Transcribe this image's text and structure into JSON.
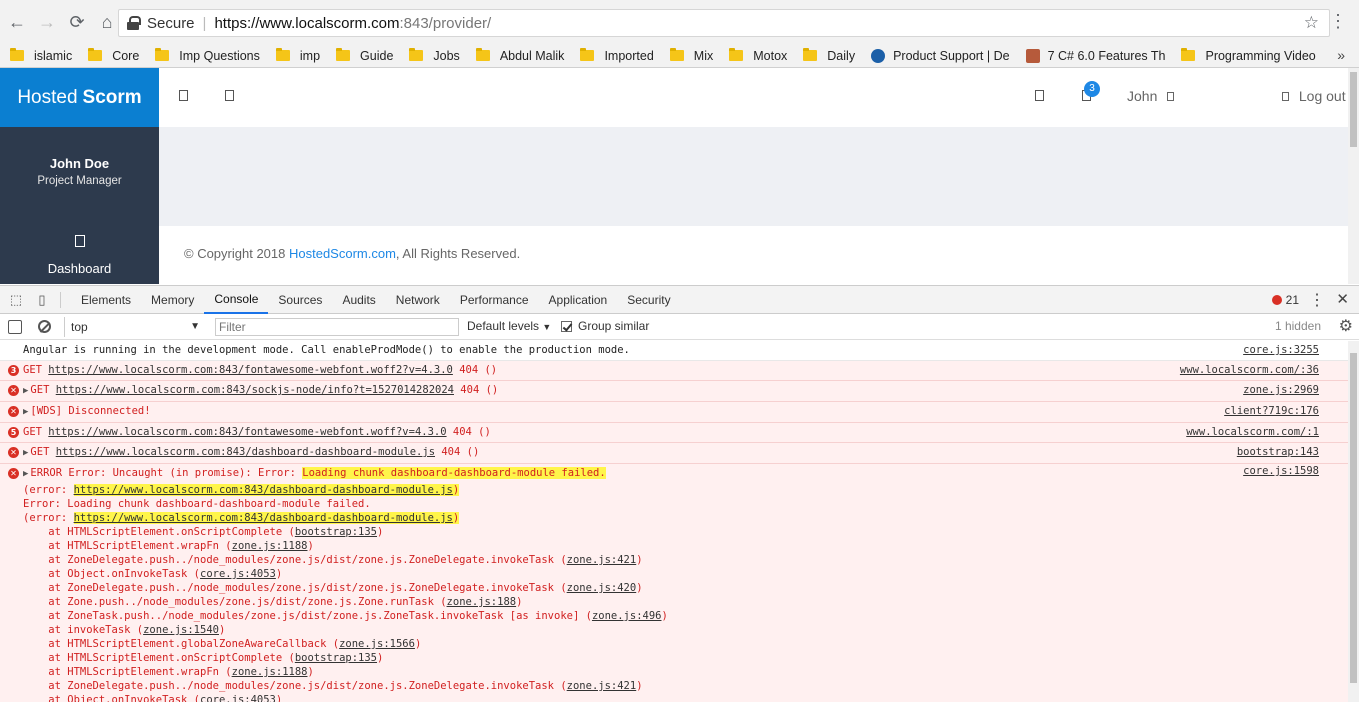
{
  "browser": {
    "secure_label": "Secure",
    "url_host": "https://www.localscorm.com",
    "url_path": ":843/provider/",
    "bookmarks": [
      {
        "label": "islamic",
        "icon": "folder-icon"
      },
      {
        "label": "Core",
        "icon": "folder-icon"
      },
      {
        "label": "Imp Questions",
        "icon": "folder-icon"
      },
      {
        "label": "imp",
        "icon": "folder-icon"
      },
      {
        "label": "Guide",
        "icon": "folder-icon"
      },
      {
        "label": "Jobs",
        "icon": "folder-icon"
      },
      {
        "label": "Abdul Malik",
        "icon": "folder-icon"
      },
      {
        "label": "Imported",
        "icon": "folder-icon"
      },
      {
        "label": "Mix",
        "icon": "folder-icon"
      },
      {
        "label": "Motox",
        "icon": "folder-icon"
      },
      {
        "label": "Daily",
        "icon": "folder-icon"
      },
      {
        "label": "Product Support | De",
        "icon": "dell-favicon"
      },
      {
        "label": "7 C# 6.0 Features Th",
        "icon": "person-favicon"
      },
      {
        "label": "Programming Video",
        "icon": "folder-icon"
      }
    ],
    "more_label": "»"
  },
  "app": {
    "brand_light": "Hosted",
    "brand_bold": "Scorm",
    "notification_count": "3",
    "user_name": "John",
    "logout_label": "Log out",
    "sidebar": {
      "name": "John Doe",
      "role": "Project Manager",
      "dashboard_label": "Dashboard"
    },
    "footer": {
      "prefix": "© Copyright 2018 ",
      "link": "HostedScorm.com",
      "suffix": ", All Rights Reserved."
    }
  },
  "devtools": {
    "tabs": [
      "Elements",
      "Memory",
      "Console",
      "Sources",
      "Audits",
      "Network",
      "Performance",
      "Application",
      "Security"
    ],
    "active_tab": "Console",
    "error_count": "21",
    "context": "top",
    "filter_placeholder": "Filter",
    "levels_label": "Default levels",
    "group_similar_label": "Group similar",
    "hidden_label": "1 hidden",
    "colors": {
      "accent": "#1a73e8",
      "error": "#d12020",
      "error_bg": "#fff0f0",
      "highlight": "#fff54a",
      "brand": "#0b7fd1",
      "sidebar": "#2d3a4d"
    }
  },
  "console": {
    "rows": [
      {
        "type": "info",
        "text": "Angular is running in the development mode. Call enableProdMode() to enable the production mode.",
        "source": "core.js:3255"
      },
      {
        "type": "error",
        "count": "3",
        "prefix": "GET ",
        "url": "https://www.localscorm.com:843/fontawesome-webfont.woff2?v=4.3.0",
        "suffix": " 404 ()",
        "source": "www.localscorm.com/:36"
      },
      {
        "type": "error",
        "expand": "true",
        "prefix": "GET ",
        "url": "https://www.localscorm.com:843/sockjs-node/info?t=1527014282024",
        "suffix": " 404 ()",
        "source": "zone.js:2969"
      },
      {
        "type": "error",
        "expand": "true",
        "prefix": "[WDS] Disconnected!",
        "url": "",
        "suffix": "",
        "source": "client?719c:176"
      },
      {
        "type": "error",
        "count": "5",
        "prefix": "GET ",
        "url": "https://www.localscorm.com:843/fontawesome-webfont.woff?v=4.3.0",
        "suffix": " 404 ()",
        "source": "www.localscorm.com/:1"
      },
      {
        "type": "error",
        "expand": "true",
        "prefix": "GET ",
        "url": "https://www.localscorm.com:843/dashboard-dashboard-module.js",
        "suffix": " 404 ()",
        "source": "bootstrap:143"
      }
    ],
    "error_block": {
      "source": "core.js:1598",
      "line1_prefix": "ERROR Error: Uncaught (in promise): Error: ",
      "line1_highlight": "Loading chunk dashboard-dashboard-module failed.",
      "line2_prefix": "(error: ",
      "line2_url": "https://www.localscorm.com:843/dashboard-dashboard-module.js",
      "line2_suffix": ")",
      "line3_text": "Error: Loading chunk dashboard-dashboard-module failed.",
      "line4_prefix": "(error: ",
      "line4_url": "https://www.localscorm.com:843/dashboard-dashboard-module.js",
      "line4_suffix": ")",
      "stack": [
        {
          "text": "    at HTMLScriptElement.onScriptComplete (",
          "link": "bootstrap:135",
          "end": ")"
        },
        {
          "text": "    at HTMLScriptElement.wrapFn (",
          "link": "zone.js:1188",
          "end": ")"
        },
        {
          "text": "    at ZoneDelegate.push../node_modules/zone.js/dist/zone.js.ZoneDelegate.invokeTask (",
          "link": "zone.js:421",
          "end": ")"
        },
        {
          "text": "    at Object.onInvokeTask (",
          "link": "core.js:4053",
          "end": ")"
        },
        {
          "text": "    at ZoneDelegate.push../node_modules/zone.js/dist/zone.js.ZoneDelegate.invokeTask (",
          "link": "zone.js:420",
          "end": ")"
        },
        {
          "text": "    at Zone.push../node_modules/zone.js/dist/zone.js.Zone.runTask (",
          "link": "zone.js:188",
          "end": ")"
        },
        {
          "text": "    at ZoneTask.push../node_modules/zone.js/dist/zone.js.ZoneTask.invokeTask [as invoke] (",
          "link": "zone.js:496",
          "end": ")"
        },
        {
          "text": "    at invokeTask (",
          "link": "zone.js:1540",
          "end": ")"
        },
        {
          "text": "    at HTMLScriptElement.globalZoneAwareCallback (",
          "link": "zone.js:1566",
          "end": ")"
        },
        {
          "text": "    at HTMLScriptElement.onScriptComplete (",
          "link": "bootstrap:135",
          "end": ")"
        },
        {
          "text": "    at HTMLScriptElement.wrapFn (",
          "link": "zone.js:1188",
          "end": ")"
        },
        {
          "text": "    at ZoneDelegate.push../node_modules/zone.js/dist/zone.js.ZoneDelegate.invokeTask (",
          "link": "zone.js:421",
          "end": ")"
        },
        {
          "text": "    at Object.onInvokeTask (",
          "link": "core.js:4053",
          "end": ")"
        }
      ]
    }
  }
}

━━━━━━━━━━━━━━━━━━━━━━━━━━━━━━

*Task statement*: Can you retype every record above exactly, leaving out the pictures?

*Full output*:
Transcribe this image's text and structure into JSON.
{
  "browser": {
    "secure_label": "Secure",
    "url_host": "https://www.localscorm.com",
    "url_path": ":843/provider/",
    "bookmarks": [
      {
        "label": "islamic",
        "icon": "folder-icon"
      },
      {
        "label": "Core",
        "icon": "folder-icon"
      },
      {
        "label": "Imp Questions",
        "icon": "folder-icon"
      },
      {
        "label": "imp",
        "icon": "folder-icon"
      },
      {
        "label": "Guide",
        "icon": "folder-icon"
      },
      {
        "label": "Jobs",
        "icon": "folder-icon"
      },
      {
        "label": "Abdul Malik",
        "icon": "folder-icon"
      },
      {
        "label": "Imported",
        "icon": "folder-icon"
      },
      {
        "label": "Mix",
        "icon": "folder-icon"
      },
      {
        "label": "Motox",
        "icon": "folder-icon"
      },
      {
        "label": "Daily",
        "icon": "folder-icon"
      },
      {
        "label": "Product Support | De",
        "icon": "dell-favicon"
      },
      {
        "label": "7 C# 6.0 Features Th",
        "icon": "person-favicon"
      },
      {
        "label": "Programming Video",
        "icon": "folder-icon"
      }
    ],
    "more_label": "»"
  },
  "app": {
    "brand_light": "Hosted",
    "brand_bold": "Scorm",
    "notification_count": "3",
    "user_name": "John",
    "logout_label": "Log out",
    "sidebar": {
      "name": "John Doe",
      "role": "Project Manager",
      "dashboard_label": "Dashboard"
    },
    "footer": {
      "prefix": "© Copyright 2018 ",
      "link": "HostedScorm.com",
      "suffix": ", All Rights Reserved."
    }
  },
  "devtools": {
    "tabs": [
      "Elements",
      "Memory",
      "Console",
      "Sources",
      "Audits",
      "Network",
      "Performance",
      "Application",
      "Security"
    ],
    "active_tab": "Console",
    "error_count": "21",
    "context": "top",
    "filter_placeholder": "Filter",
    "levels_label": "Default levels",
    "group_similar_label": "Group similar",
    "hidden_label": "1 hidden",
    "colors": {
      "accent": "#1a73e8",
      "error": "#d12020",
      "error_bg": "#fff0f0",
      "highlight": "#fff54a",
      "brand": "#0b7fd1",
      "sidebar": "#2d3a4d"
    }
  },
  "console": {
    "rows": [
      {
        "type": "info",
        "text": "Angular is running in the development mode. Call enableProdMode() to enable the production mode.",
        "source": "core.js:3255"
      },
      {
        "type": "error",
        "count": "3",
        "prefix": "GET ",
        "url": "https://www.localscorm.com:843/fontawesome-webfont.woff2?v=4.3.0",
        "suffix": " 404 ()",
        "source": "www.localscorm.com/:36"
      },
      {
        "type": "error",
        "expand": "true",
        "prefix": "GET ",
        "url": "https://www.localscorm.com:843/sockjs-node/info?t=1527014282024",
        "suffix": " 404 ()",
        "source": "zone.js:2969"
      },
      {
        "type": "error",
        "expand": "true",
        "prefix": "[WDS] Disconnected!",
        "url": "",
        "suffix": "",
        "source": "client?719c:176"
      },
      {
        "type": "error",
        "count": "5",
        "prefix": "GET ",
        "url": "https://www.localscorm.com:843/fontawesome-webfont.woff?v=4.3.0",
        "suffix": " 404 ()",
        "source": "www.localscorm.com/:1"
      },
      {
        "type": "error",
        "expand": "true",
        "prefix": "GET ",
        "url": "https://www.localscorm.com:843/dashboard-dashboard-module.js",
        "suffix": " 404 ()",
        "source": "bootstrap:143"
      }
    ],
    "error_block": {
      "source": "core.js:1598",
      "line1_prefix": "ERROR Error: Uncaught (in promise): Error: ",
      "line1_highlight": "Loading chunk dashboard-dashboard-module failed.",
      "line2_prefix": "(error: ",
      "line2_url": "https://www.localscorm.com:843/dashboard-dashboard-module.js",
      "line2_suffix": ")",
      "line3_text": "Error: Loading chunk dashboard-dashboard-module failed.",
      "line4_prefix": "(error: ",
      "line4_url": "https://www.localscorm.com:843/dashboard-dashboard-module.js",
      "line4_suffix": ")",
      "stack": [
        {
          "text": "    at HTMLScriptElement.onScriptComplete (",
          "link": "bootstrap:135",
          "end": ")"
        },
        {
          "text": "    at HTMLScriptElement.wrapFn (",
          "link": "zone.js:1188",
          "end": ")"
        },
        {
          "text": "    at ZoneDelegate.push../node_modules/zone.js/dist/zone.js.ZoneDelegate.invokeTask (",
          "link": "zone.js:421",
          "end": ")"
        },
        {
          "text": "    at Object.onInvokeTask (",
          "link": "core.js:4053",
          "end": ")"
        },
        {
          "text": "    at ZoneDelegate.push../node_modules/zone.js/dist/zone.js.ZoneDelegate.invokeTask (",
          "link": "zone.js:420",
          "end": ")"
        },
        {
          "text": "    at Zone.push../node_modules/zone.js/dist/zone.js.Zone.runTask (",
          "link": "zone.js:188",
          "end": ")"
        },
        {
          "text": "    at ZoneTask.push../node_modules/zone.js/dist/zone.js.ZoneTask.invokeTask [as invoke] (",
          "link": "zone.js:496",
          "end": ")"
        },
        {
          "text": "    at invokeTask (",
          "link": "zone.js:1540",
          "end": ")"
        },
        {
          "text": "    at HTMLScriptElement.globalZoneAwareCallback (",
          "link": "zone.js:1566",
          "end": ")"
        },
        {
          "text": "    at HTMLScriptElement.onScriptComplete (",
          "link": "bootstrap:135",
          "end": ")"
        },
        {
          "text": "    at HTMLScriptElement.wrapFn (",
          "link": "zone.js:1188",
          "end": ")"
        },
        {
          "text": "    at ZoneDelegate.push../node_modules/zone.js/dist/zone.js.ZoneDelegate.invokeTask (",
          "link": "zone.js:421",
          "end": ")"
        },
        {
          "text": "    at Object.onInvokeTask (",
          "link": "core.js:4053",
          "end": ")"
        }
      ]
    }
  }
}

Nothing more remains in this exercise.